#### TASK DATA ####

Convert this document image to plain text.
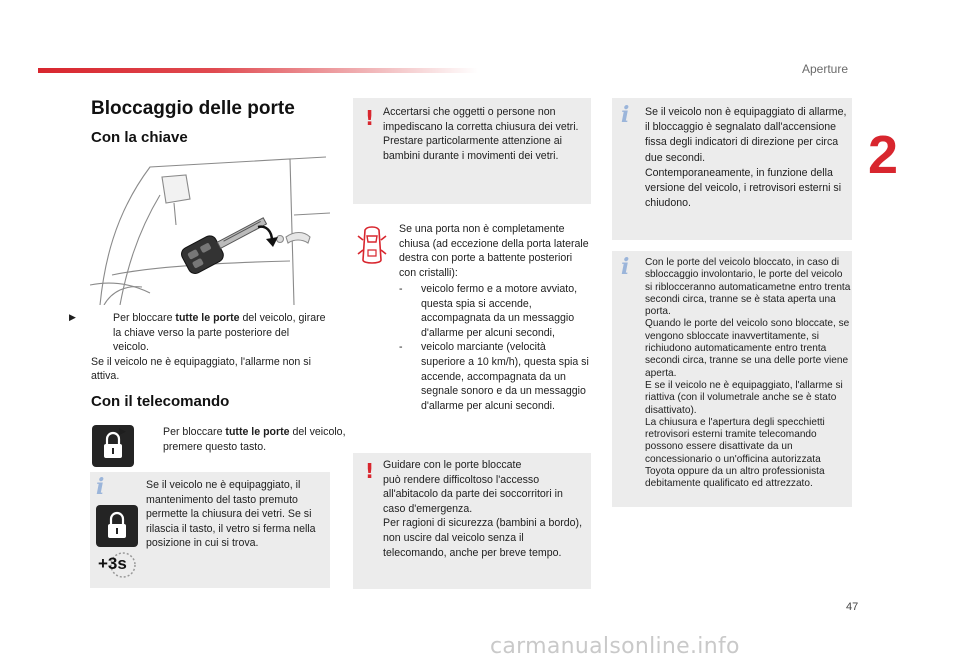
Aperture
2
47
Bloccaggio delle porte
Con la chiave
▶	Per bloccare tutte le porte del veicolo, girare la chiave verso la parte posteriore del veicolo.
Se il veicolo ne è equipaggiato, l'allarme non si attiva.
Con il telecomando
▶	Per bloccare tutte le porte del veicolo, premere questo tasto.
i
+3s
Se il veicolo ne è equipaggiato, il mantenimento del tasto premuto permette la chiusura dei vetri. Se si rilascia il tasto, il vetro si ferma nella posizione in cui si trova.
! Accertarsi che oggetti o persone non impediscano la corretta chiusura dei vetri.
Prestare particolarmente attenzione ai bambini durante i movimenti dei vetri.
Se una porta non è completamente chiusa (ad eccezione della porta laterale destra con porte a battente posteriori con cristalli):
-	veicolo fermo e a motore avviato, questa spia si accende, accompagnata da un messaggio d'allarme per alcuni secondi,
-	veicolo marciante (velocità superiore a 10 km/h), questa spia si accende, accompagnata da un segnale sonoro e da un messaggio d'allarme per alcuni secondi.
! Guidare con le porte bloccate
può rendere difficoltoso l'accesso all'abitacolo da parte dei soccorritori in caso d'emergenza.
Per ragioni di sicurezza (bambini a bordo), non uscire dal veicolo senza il telecomando, anche per breve tempo.
i Se il veicolo non è equipaggiato di allarme, il bloccaggio è segnalato dall'accensione fissa degli indicatori di direzione per circa due secondi.
Contemporaneamente, in funzione della versione del veicolo, i retrovisori esterni si chiudono.
i Con le porte del veicolo bloccato, in caso di sbloccaggio involontario, le porte del veicolo si riblocceranno automaticametne entro trenta secondi circa, tranne se è stata aperta una porta.
Quando le porte del veicolo sono bloccate, se vengono sbloccate inavvertitamente, si richiudono automaticamente entro trenta secondi circa, tranne se una delle porte viene aperta.
E se il veicolo ne è equipaggiato, l'allarme si riattiva (con il volumetrale anche se è stato disattivato).
La chiusura e l'apertura degli specchietti retrovisori esterni tramite telecomando possono essere disattivate da un concessionario o un'officina autorizzata Toyota oppure da un altro professionista debitamente qualificato ed attrezzato.
carmanualsonline.info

####

- WHAT YOU HAVE TO DO: Transcribe the preceding listing in its entirety and with exact wording, leaving out pictures.

- PROBLEM SOLUTION:
Convert this document image to plain text.
Aperture
2
47
Bloccaggio delle porte
Con la chiave
▶	Per bloccare tutte le porte del veicolo, girare la chiave verso la parte posteriore del veicolo.
Se il veicolo ne è equipaggiato, l'allarme non si attiva.
Con il telecomando
▶	Per bloccare tutte le porte del veicolo, premere questo tasto.
i
+3s
Se il veicolo ne è equipaggiato, il mantenimento del tasto premuto permette la chiusura dei vetri. Se si rilascia il tasto, il vetro si ferma nella posizione in cui si trova.
! Accertarsi che oggetti o persone non impediscano la corretta chiusura dei vetri.
Prestare particolarmente attenzione ai bambini durante i movimenti dei vetri.
Se una porta non è completamente chiusa (ad eccezione della porta laterale destra con porte a battente posteriori con cristalli):
-	veicolo fermo e a motore avviato, questa spia si accende, accompagnata da un messaggio d'allarme per alcuni secondi,
-	veicolo marciante (velocità superiore a 10 km/h), questa spia si accende, accompagnata da un segnale sonoro e da un messaggio d'allarme per alcuni secondi.
! Guidare con le porte bloccate
può rendere difficoltoso l'accesso all'abitacolo da parte dei soccorritori in caso d'emergenza.
Per ragioni di sicurezza (bambini a bordo), non uscire dal veicolo senza il telecomando, anche per breve tempo.
i Se il veicolo non è equipaggiato di allarme, il bloccaggio è segnalato dall'accensione fissa degli indicatori di direzione per circa due secondi.
Contemporaneamente, in funzione della versione del veicolo, i retrovisori esterni si chiudono.
i Con le porte del veicolo bloccato, in caso di sbloccaggio involontario, le porte del veicolo si riblocceranno automaticametne entro trenta secondi circa, tranne se è stata aperta una porta.
Quando le porte del veicolo sono bloccate, se vengono sbloccate inavvertitamente, si richiudono automaticamente entro trenta secondi circa, tranne se una delle porte viene aperta.
E se il veicolo ne è equipaggiato, l'allarme si riattiva (con il volumetrale anche se è stato disattivato).
La chiusura e l'apertura degli specchietti retrovisori esterni tramite telecomando possono essere disattivate da un concessionario o un'officina autorizzata Toyota oppure da un altro professionista debitamente qualificato ed attrezzato.
carmanualsonline.info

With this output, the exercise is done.